WORK REQUEST:
Resume the passage on CapitaLand's coronavirus precautions, continuing from its final sentence.

PAGE TEXT:

------------------------------------------------

The first phase of the fund will be disbursed for the procurement of medical supplies, protective gear and testing kits for hospitals in Wuhan.

In Singapore, CapitaLand said it has implemented precautionary measures in line with guidelines from the authorities. Besides stepping up cleaning efforts, hand sanitisers are available for tenants, shoppers and guests in the properties. There are also designated premises with predetermined routes within its properties for the isolation of those suspected to be infected with the virus. Security teams will escort any suspected cases to the ambulance pick-up point. CapitaLand said it would step up precautionary measures further where necessary.

At construction sites, CapitaLand will take measures in accordance with the advisory issued by the Building and Construction Authority of Singapore. This includes advising main contractors, in particular, to adopt practices such as implementing a robust sickness surveillance process to identify and manage unwell employees as well as to maintain a site attendance record and visitors’ contact information for traceability.

------------------------------------------------

ENTRIES PROVIDED:
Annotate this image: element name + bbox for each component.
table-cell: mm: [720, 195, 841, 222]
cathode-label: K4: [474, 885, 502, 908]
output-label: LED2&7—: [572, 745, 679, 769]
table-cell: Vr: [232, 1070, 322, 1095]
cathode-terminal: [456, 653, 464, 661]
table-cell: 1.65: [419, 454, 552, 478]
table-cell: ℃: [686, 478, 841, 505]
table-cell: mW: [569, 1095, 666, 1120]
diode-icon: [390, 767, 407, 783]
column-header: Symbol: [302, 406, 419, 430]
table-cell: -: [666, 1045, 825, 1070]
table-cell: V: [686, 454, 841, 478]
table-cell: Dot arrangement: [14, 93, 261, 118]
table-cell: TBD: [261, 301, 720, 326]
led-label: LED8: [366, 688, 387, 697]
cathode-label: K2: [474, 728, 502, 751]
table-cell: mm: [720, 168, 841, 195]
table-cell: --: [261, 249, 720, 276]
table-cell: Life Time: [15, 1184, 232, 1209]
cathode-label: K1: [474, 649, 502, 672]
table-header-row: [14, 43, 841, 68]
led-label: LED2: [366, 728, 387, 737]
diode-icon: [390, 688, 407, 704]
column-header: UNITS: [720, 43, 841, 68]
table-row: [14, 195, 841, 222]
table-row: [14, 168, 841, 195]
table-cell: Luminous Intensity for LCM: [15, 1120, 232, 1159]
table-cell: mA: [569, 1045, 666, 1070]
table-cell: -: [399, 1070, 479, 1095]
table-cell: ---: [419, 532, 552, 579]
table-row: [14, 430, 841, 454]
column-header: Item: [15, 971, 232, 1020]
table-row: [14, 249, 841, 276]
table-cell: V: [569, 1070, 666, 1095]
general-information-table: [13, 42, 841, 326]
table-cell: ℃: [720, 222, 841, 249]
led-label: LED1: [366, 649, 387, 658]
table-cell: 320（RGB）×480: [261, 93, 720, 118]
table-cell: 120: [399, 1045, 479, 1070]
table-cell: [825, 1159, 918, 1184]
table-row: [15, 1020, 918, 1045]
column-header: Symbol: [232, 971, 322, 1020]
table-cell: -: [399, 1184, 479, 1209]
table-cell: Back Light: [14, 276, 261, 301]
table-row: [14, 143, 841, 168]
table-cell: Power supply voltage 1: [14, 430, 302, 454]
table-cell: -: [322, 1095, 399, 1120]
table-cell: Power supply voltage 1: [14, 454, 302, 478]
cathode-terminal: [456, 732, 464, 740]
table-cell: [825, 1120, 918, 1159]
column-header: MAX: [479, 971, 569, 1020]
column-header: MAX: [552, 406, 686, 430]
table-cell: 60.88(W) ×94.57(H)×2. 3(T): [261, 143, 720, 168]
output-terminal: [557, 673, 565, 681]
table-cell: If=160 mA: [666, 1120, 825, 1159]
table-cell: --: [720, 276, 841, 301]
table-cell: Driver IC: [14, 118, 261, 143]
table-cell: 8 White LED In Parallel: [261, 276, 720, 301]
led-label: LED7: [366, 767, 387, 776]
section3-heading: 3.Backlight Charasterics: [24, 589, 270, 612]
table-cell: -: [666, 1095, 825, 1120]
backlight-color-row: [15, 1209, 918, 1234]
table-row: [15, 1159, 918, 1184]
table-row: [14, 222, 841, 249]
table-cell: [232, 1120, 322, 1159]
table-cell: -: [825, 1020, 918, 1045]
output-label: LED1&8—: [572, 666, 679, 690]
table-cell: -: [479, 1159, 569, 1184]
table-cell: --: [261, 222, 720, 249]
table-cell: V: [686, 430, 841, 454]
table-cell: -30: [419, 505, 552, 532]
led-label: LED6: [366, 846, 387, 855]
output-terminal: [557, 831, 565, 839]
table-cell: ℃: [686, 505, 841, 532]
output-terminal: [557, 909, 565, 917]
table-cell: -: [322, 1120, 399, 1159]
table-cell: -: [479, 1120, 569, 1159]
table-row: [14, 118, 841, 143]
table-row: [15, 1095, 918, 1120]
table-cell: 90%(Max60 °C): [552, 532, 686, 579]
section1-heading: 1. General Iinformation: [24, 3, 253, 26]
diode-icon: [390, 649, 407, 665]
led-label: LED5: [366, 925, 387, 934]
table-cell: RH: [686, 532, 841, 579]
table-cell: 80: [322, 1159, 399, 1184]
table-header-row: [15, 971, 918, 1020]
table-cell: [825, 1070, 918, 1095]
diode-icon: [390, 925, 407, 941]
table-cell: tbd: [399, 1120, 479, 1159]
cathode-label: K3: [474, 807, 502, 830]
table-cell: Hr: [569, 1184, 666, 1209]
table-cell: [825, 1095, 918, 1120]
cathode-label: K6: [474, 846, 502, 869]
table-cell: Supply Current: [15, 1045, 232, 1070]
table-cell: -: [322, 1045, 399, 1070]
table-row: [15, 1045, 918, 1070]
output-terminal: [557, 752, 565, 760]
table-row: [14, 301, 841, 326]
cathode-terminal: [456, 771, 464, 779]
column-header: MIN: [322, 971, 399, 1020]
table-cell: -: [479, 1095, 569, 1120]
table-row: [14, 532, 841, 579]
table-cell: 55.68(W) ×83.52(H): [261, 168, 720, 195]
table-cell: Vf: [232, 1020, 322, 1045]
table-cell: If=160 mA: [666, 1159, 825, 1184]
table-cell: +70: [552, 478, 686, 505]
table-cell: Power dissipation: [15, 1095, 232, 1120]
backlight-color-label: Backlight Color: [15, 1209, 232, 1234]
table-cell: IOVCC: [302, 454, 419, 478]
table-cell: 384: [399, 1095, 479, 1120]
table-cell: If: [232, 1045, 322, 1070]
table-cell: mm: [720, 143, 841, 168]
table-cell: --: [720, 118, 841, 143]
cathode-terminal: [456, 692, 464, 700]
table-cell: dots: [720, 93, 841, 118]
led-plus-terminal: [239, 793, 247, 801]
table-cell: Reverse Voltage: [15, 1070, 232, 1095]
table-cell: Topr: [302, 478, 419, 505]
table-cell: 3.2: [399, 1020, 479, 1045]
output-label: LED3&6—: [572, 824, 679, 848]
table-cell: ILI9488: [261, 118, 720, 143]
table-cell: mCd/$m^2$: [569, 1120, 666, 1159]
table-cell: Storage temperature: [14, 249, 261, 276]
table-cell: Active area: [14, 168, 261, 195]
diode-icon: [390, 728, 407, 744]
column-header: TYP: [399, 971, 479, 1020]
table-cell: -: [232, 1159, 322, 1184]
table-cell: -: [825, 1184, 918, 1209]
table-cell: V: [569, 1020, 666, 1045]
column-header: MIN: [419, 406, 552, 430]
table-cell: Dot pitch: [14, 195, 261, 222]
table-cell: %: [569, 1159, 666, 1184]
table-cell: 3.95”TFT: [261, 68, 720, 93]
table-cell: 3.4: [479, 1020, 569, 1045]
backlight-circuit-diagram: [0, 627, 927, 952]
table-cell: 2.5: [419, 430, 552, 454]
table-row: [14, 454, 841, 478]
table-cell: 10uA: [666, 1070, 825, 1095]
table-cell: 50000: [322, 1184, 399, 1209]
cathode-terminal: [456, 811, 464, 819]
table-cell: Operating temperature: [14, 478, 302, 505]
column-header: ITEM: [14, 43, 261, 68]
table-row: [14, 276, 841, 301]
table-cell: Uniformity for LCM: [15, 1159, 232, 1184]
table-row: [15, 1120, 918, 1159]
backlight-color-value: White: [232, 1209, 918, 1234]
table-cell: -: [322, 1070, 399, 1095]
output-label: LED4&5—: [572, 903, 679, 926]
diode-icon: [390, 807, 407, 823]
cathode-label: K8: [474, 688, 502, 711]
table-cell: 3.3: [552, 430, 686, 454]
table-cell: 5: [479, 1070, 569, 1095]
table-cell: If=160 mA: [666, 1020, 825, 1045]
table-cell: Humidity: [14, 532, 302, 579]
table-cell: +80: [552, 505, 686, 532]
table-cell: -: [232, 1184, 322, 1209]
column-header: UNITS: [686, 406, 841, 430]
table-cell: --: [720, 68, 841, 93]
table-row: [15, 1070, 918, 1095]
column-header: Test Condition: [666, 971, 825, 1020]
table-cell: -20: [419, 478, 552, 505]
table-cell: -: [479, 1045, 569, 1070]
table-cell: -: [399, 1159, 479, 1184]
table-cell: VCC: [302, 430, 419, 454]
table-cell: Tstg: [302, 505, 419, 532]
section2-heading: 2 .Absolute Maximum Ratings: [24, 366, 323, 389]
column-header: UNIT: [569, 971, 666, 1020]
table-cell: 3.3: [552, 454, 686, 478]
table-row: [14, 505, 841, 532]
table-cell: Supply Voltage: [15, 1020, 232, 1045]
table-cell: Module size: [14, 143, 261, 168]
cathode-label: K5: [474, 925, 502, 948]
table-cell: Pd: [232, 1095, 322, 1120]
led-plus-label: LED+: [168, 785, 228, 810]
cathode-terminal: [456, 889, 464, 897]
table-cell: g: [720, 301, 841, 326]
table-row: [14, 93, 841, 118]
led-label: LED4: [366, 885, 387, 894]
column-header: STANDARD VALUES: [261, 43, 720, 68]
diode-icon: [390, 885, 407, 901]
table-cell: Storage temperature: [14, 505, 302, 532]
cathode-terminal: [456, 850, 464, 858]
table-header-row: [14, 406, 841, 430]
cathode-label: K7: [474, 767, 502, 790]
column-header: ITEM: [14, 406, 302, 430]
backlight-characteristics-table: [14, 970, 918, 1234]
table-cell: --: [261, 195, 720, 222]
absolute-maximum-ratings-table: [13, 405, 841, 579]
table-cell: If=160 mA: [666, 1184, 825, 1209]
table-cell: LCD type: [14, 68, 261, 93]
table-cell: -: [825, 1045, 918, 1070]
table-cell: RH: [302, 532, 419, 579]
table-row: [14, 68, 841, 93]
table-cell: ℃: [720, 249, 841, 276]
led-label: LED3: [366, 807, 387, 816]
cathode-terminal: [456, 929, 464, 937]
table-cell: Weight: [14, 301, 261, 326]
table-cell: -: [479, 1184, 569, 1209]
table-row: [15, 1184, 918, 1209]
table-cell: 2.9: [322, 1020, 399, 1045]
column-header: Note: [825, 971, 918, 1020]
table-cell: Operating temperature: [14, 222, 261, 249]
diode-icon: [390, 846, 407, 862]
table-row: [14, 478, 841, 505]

------------------------------------------------

TASK ANSWER:
Its employees here will defer all non-critical travel especially to China and affected countries with known or suspected cases of the virus. Staff who have just returned from China are advised to check their temperature twice a day for 14 days. During the 14-day monitoring period, they are advised to adopt flexible work arrangements, such as telecommuting and teleconferencing.

CapitaLand also stressed on Wednesday that it has in place business continuity plans (BCP) to enable the group to continue its critical activities and minimise impact to operations. It has set up a special task force to coordinate its response across its operations in China and in its other markets.

Mr Lee Chee Koon, group chief executive officer, said: “To date, the group’s business operations, including in China and Singapore, remain largely stable. Our priority is to focus on ensuring the well-being of our tenants, shoppers, guests and employees. We are all in this together during these trying times.”

Mr Manohar Khiatani, senior executive director of CapitaLand Group, who has been appointed as the group BCP commander, said its plans include working from alternate sites, working from home and the use of teleconferencing.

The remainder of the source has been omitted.